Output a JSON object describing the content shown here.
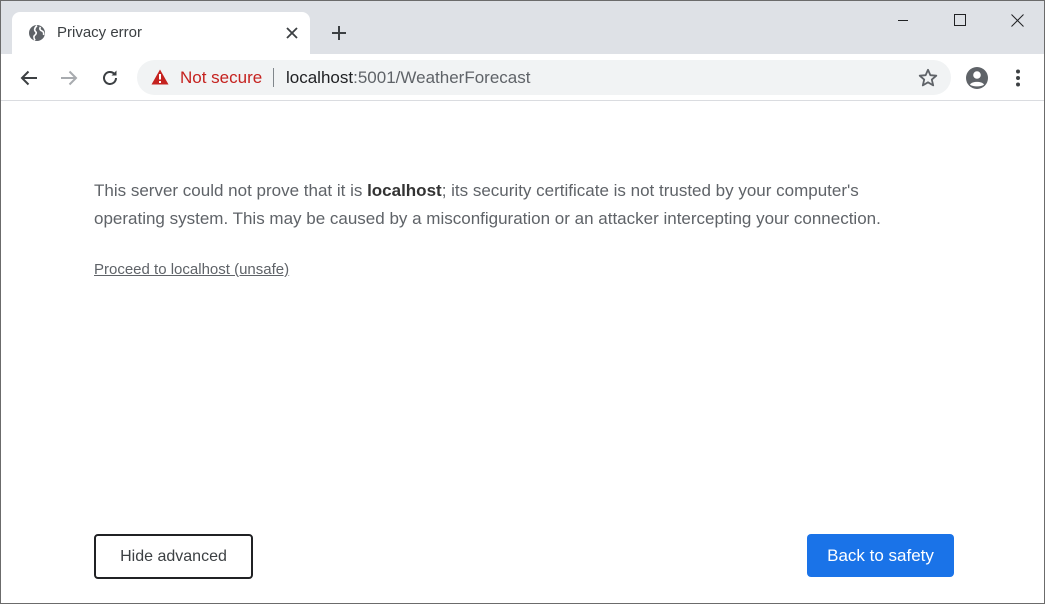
{
  "tab": {
    "title": "Privacy error"
  },
  "toolbar": {
    "security_label": "Not secure",
    "url_host": "localhost",
    "url_rest": ":5001/WeatherForecast"
  },
  "interstitial": {
    "message_before": "This server could not prove that it is ",
    "message_host": "localhost",
    "message_after": "; its security certificate is not trusted by your computer's operating system. This may be caused by a misconfiguration or an attacker intercepting your connection.",
    "proceed_link": "Proceed to localhost (unsafe)",
    "hide_advanced_label": "Hide advanced",
    "back_to_safety_label": "Back to safety"
  },
  "icons": {
    "favicon": "globe-icon",
    "tab_close": "close-icon",
    "new_tab": "plus-icon",
    "back": "arrow-left-icon",
    "forward": "arrow-right-icon",
    "reload": "reload-icon",
    "warning": "warning-triangle-icon",
    "bookmark": "star-icon",
    "profile": "account-circle-icon",
    "menu": "more-vert-icon"
  },
  "colors": {
    "not_secure": "#c5221f",
    "primary_button": "#1a73e8",
    "tabstrip_bg": "#dee1e6"
  }
}
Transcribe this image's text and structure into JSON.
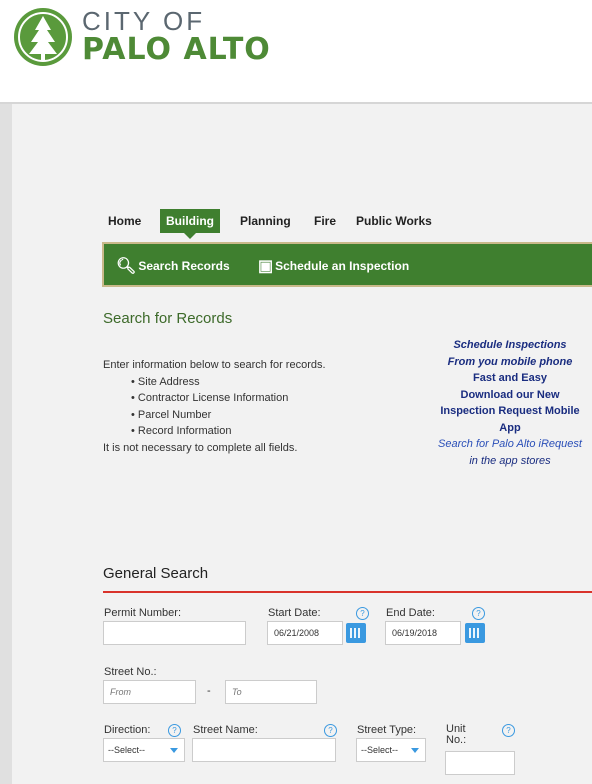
{
  "header": {
    "city": "CITY OF",
    "name": "PALO ALTO"
  },
  "tabs": [
    {
      "label": "Home"
    },
    {
      "label": "Building"
    },
    {
      "label": "Planning"
    },
    {
      "label": "Fire"
    },
    {
      "label": "Public Works"
    }
  ],
  "subnav": {
    "search": "Search Records",
    "schedule": "Schedule an Inspection"
  },
  "search_section": {
    "title": "Search for Records",
    "intro": "Enter information below to search for records.",
    "bullets": [
      "Site Address",
      "Contractor License Information",
      "Parcel Number",
      "Record Information"
    ],
    "note": "It is not necessary to complete all fields."
  },
  "promo": {
    "line1": "Schedule Inspections",
    "line2": "From you mobile phone",
    "line3": "Fast and Easy",
    "line4": "Download our New",
    "line5": "Inspection Request Mobile",
    "line6": "App",
    "line7": "Search for Palo Alto iRequest",
    "line8": "in the app stores"
  },
  "general": {
    "title": "General Search",
    "permit_label": "Permit Number:",
    "start_label": "Start Date:",
    "start_value": "06/21/2008",
    "end_label": "End Date:",
    "end_value": "06/19/2018",
    "street_no_label": "Street No.:",
    "from_placeholder": "From",
    "dash": "-",
    "to_placeholder": "To",
    "direction_label": "Direction:",
    "direction_value": "--Select--",
    "street_name_label": "Street Name:",
    "street_type_label": "Street Type:",
    "street_type_value": "--Select--",
    "unit_label_1": "Unit",
    "unit_label_2": "No.:",
    "help": "?"
  },
  "colors": {
    "brand_green": "#3f7f2f",
    "accent_blue": "#3a99e0",
    "red_rule": "#d9332b"
  }
}
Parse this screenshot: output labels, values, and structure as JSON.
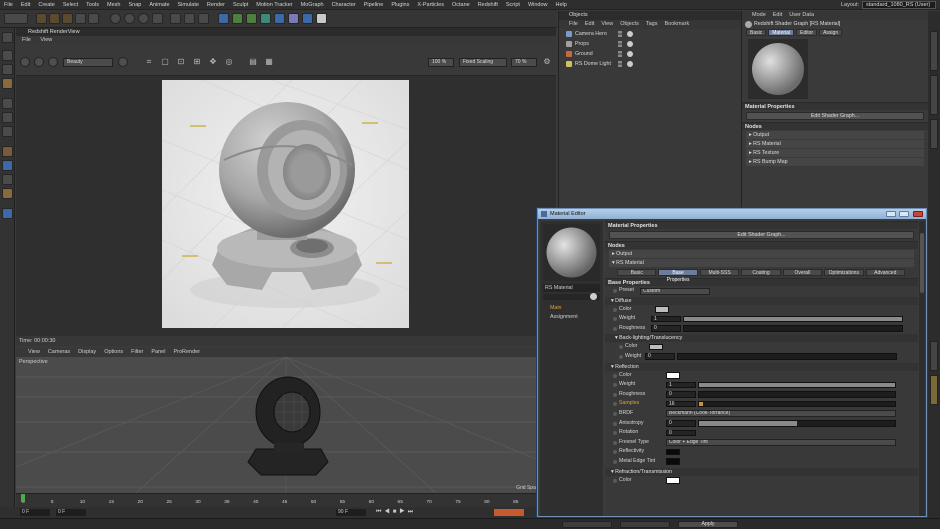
{
  "menubar": {
    "items": [
      "File",
      "Edit",
      "Create",
      "Select",
      "Tools",
      "Mesh",
      "Snap",
      "Animate",
      "Simulate",
      "Render",
      "Sculpt",
      "Motion Tracker",
      "MoGraph",
      "Character",
      "Pipeline",
      "Plugins",
      "X-Particles",
      "Octane",
      "Redshift",
      "Script",
      "Window",
      "Help"
    ],
    "layout_label": "Layout:",
    "layout_value": "standard_1080_RS (User)"
  },
  "renderview": {
    "title": "Redshift RenderView",
    "menu": [
      "File",
      "View"
    ],
    "aov": "Beauty",
    "zoom": "100 %",
    "scaling": "Fixed Scaling",
    "percent": "70 %",
    "time": "Time: 00:00:30"
  },
  "viewport": {
    "menu": [
      "View",
      "Cameras",
      "Display",
      "Options",
      "Filter",
      "Panel",
      "ProRender"
    ],
    "label": "Perspective",
    "grid": "Grid Spacing : 1"
  },
  "timeline": {
    "ticks": [
      "0",
      "5",
      "10",
      "15",
      "20",
      "25",
      "30",
      "35",
      "40",
      "45",
      "50",
      "55",
      "60",
      "65",
      "70",
      "75",
      "80",
      "85",
      "90"
    ],
    "frame_start": "0 F",
    "frame_cur": "0 F",
    "frame_end": "90 F"
  },
  "objects": {
    "title": "Objects",
    "menu": [
      "File",
      "Edit",
      "View",
      "Objects",
      "Tags",
      "Bookmark"
    ],
    "rows": [
      {
        "name": "Camera Hero",
        "color": "#7a9cc6"
      },
      {
        "name": "Props",
        "color": "#a0a0a0"
      },
      {
        "name": "Ground",
        "color": "#c46a3e"
      },
      {
        "name": "RS Dome Light",
        "color": "#d0c060"
      }
    ]
  },
  "attributes": {
    "menu": [
      "Mode",
      "Edit",
      "User Data"
    ],
    "title": "Redshift Shader Graph [RS Material]",
    "tabs": [
      "Basic",
      "Material",
      "Editor",
      "Assign"
    ],
    "active_tab": "Material",
    "section": "Material Properties",
    "edit_button": "Edit Shader Graph...",
    "nodes_header": "Nodes",
    "nodes": [
      "Output",
      "RS Material",
      "RS Texture",
      "RS Bump Map"
    ]
  },
  "material_editor": {
    "title": "Material Editor",
    "material_name": "RS Material",
    "nav": [
      "Main",
      "Assignment"
    ],
    "props_header": "Material Properties",
    "edit_button": "Edit Shader Graph...",
    "nodes_header": "Nodes",
    "node_output": "Output",
    "node_rs": "RS Material",
    "tabs": [
      "Basic",
      "Base Properties",
      "Multi-SSS",
      "Coating",
      "Overall",
      "Optimizations",
      "Advanced"
    ],
    "active_tab": "Base Properties",
    "base_header": "Base Properties",
    "preset_label": "Preset",
    "preset_value": "Custom",
    "diffuse_header": "Diffuse",
    "diffuse": {
      "color": "Color",
      "weight_label": "Weight",
      "weight": "1",
      "rough_label": "Roughness",
      "rough": "0"
    },
    "backlight_header": "Back-lighting/Translucency",
    "backlight": {
      "color": "Color",
      "weight_label": "Weight",
      "weight": "0"
    },
    "reflection_header": "Reflection",
    "reflection": {
      "color": "Color",
      "weight_label": "Weight",
      "weight": "1",
      "rough_label": "Roughness",
      "rough": "0",
      "samples_label": "Samples",
      "samples": "16",
      "brdf_label": "BRDF",
      "brdf": "Beckmann (Cook-Torrance)",
      "aniso_label": "Anisotropy",
      "aniso": "0",
      "rotation_label": "Rotation",
      "rotation": "0",
      "fresnel_label": "Fresnel Type",
      "fresnel": "Color + Edge Tint",
      "reflectivity_label": "Reflectivity",
      "metal_label": "Metal Edge Tint"
    },
    "refraction_header": "Refraction/Transmission",
    "refraction": {
      "color": "Color"
    },
    "levels": {
      "diffuse_weight": 1.0,
      "diffuse_rough": 0.0,
      "back_weight": 0.0,
      "refl_weight": 1.0,
      "refl_rough": 0.0,
      "samples": 0.02,
      "aniso": 0.5
    }
  },
  "status": {
    "apply": "Apply"
  },
  "colors": {
    "accent": "#6b7d9a",
    "window_border": "#6f8fb5",
    "samples_label": "#e0a040"
  }
}
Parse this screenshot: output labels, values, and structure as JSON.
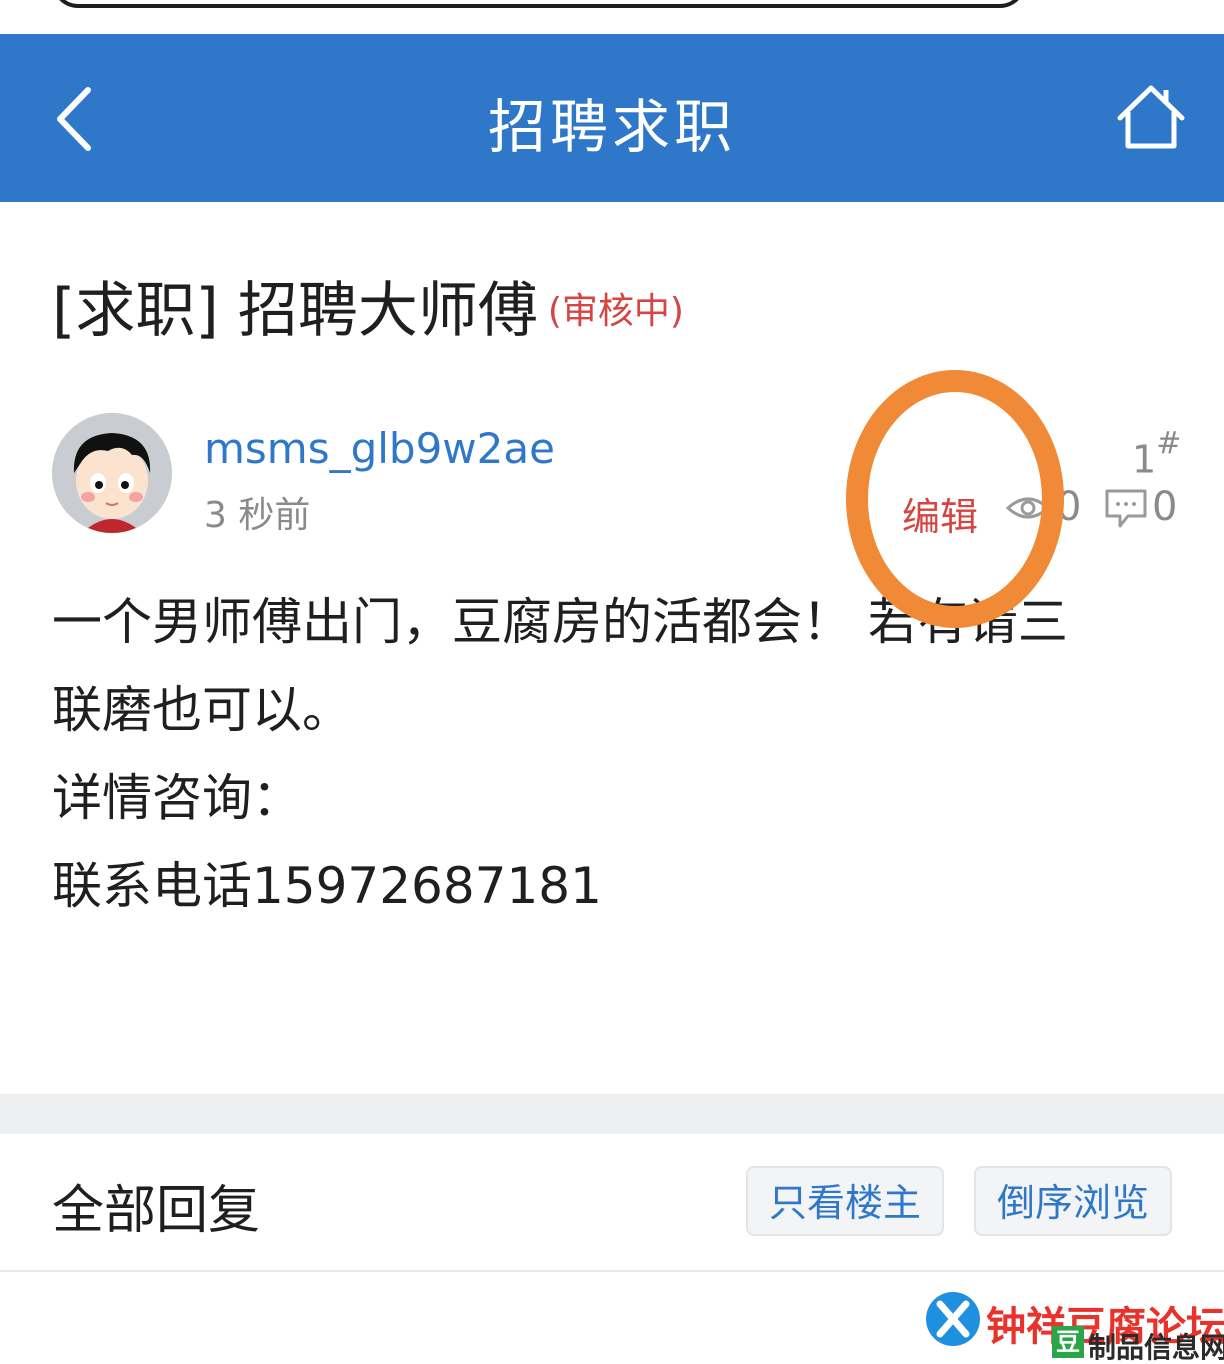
{
  "header": {
    "title": "招聘求职",
    "back_icon": "chevron-left-icon",
    "home_icon": "home-icon",
    "background": "#2f78c9"
  },
  "post": {
    "title": "[求职] 招聘大师傅",
    "status": "(审核中)",
    "author": "msms_glb9w2ae",
    "time": "3 秒前",
    "floor": "1",
    "floor_mark": "#",
    "edit_label": "编辑",
    "views": "0",
    "replies": "0",
    "body_lines": [
      "一个男师傅出门，豆腐房的活都会！ 若有请三",
      "联磨也可以。",
      "详情咨询：",
      "联系电话15972687181"
    ]
  },
  "replies_section": {
    "label": "全部回复",
    "only_owner": "只看楼主",
    "reverse": "倒序浏览"
  },
  "watermark": {
    "main": "钟祥豆腐论坛",
    "badge": "豆",
    "sub": "制品信息网"
  },
  "colors": {
    "accent": "#2f78c9",
    "status_red": "#d64541",
    "highlight_orange": "#f08a36"
  }
}
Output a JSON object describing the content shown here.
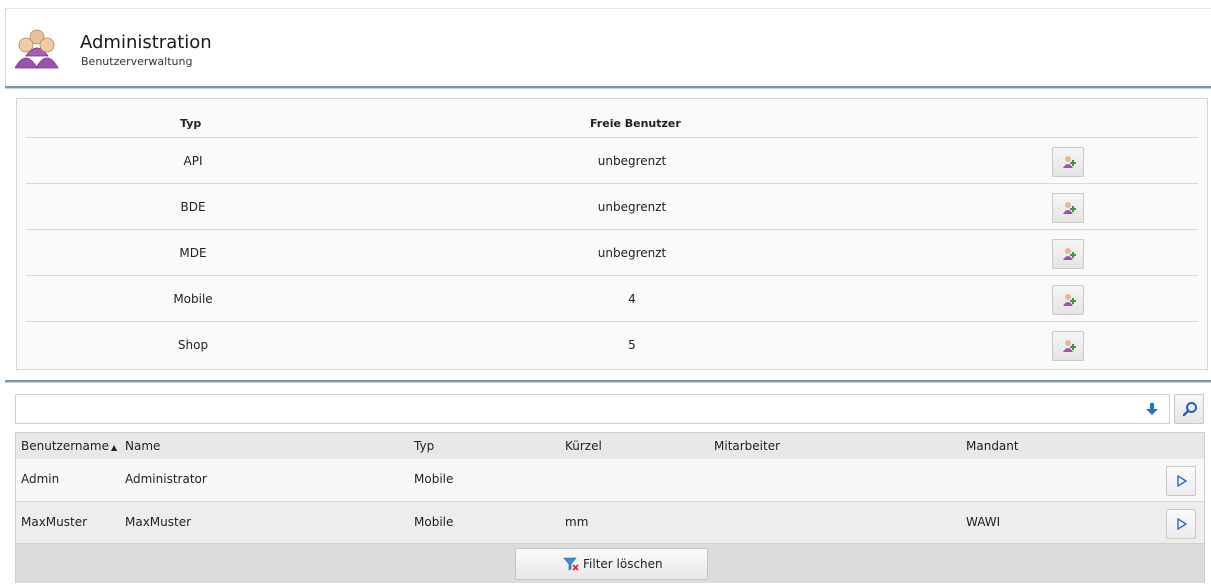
{
  "header": {
    "title": "Administration",
    "subtitle": "Benutzerverwaltung",
    "icon": "users-group-icon"
  },
  "type_table": {
    "columns": [
      "Typ",
      "Freie Benutzer"
    ],
    "rows": [
      {
        "typ": "API",
        "free": "unbegrenzt"
      },
      {
        "typ": "BDE",
        "free": "unbegrenzt"
      },
      {
        "typ": "MDE",
        "free": "unbegrenzt"
      },
      {
        "typ": "Mobile",
        "free": "4"
      },
      {
        "typ": "Shop",
        "free": "5"
      }
    ],
    "row_action_icon": "add-user-icon"
  },
  "search": {
    "value": "",
    "placeholder": "",
    "expand_icon": "arrow-down-icon",
    "button_icon": "search-icon"
  },
  "user_grid": {
    "columns": {
      "username": "Benutzername",
      "name": "Name",
      "typ": "Typ",
      "kuerzel": "Kürzel",
      "mitarbeiter": "Mitarbeiter",
      "mandant": "Mandant"
    },
    "sort_indicator": "▲",
    "rows": [
      {
        "username": "Admin",
        "name": "Administrator",
        "typ": "Mobile",
        "kuerzel": "",
        "mitarbeiter": "",
        "mandant": ""
      },
      {
        "username": "MaxMuster",
        "name": "MaxMuster",
        "typ": "Mobile",
        "kuerzel": "mm",
        "mitarbeiter": "",
        "mandant": "WAWI"
      }
    ],
    "row_action_icon": "play-icon",
    "filter_button": "Filter löschen",
    "filter_icon": "filter-clear-icon"
  },
  "colors": {
    "divider": "#7e94a8",
    "accent_blue": "#2a6fc9",
    "icon_purple": "#8b4d9c"
  }
}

__________________________________________________

§ **Problem**
Lines containing "left" are to be counted. State the total and add nothing.

§ **Finished answer**
2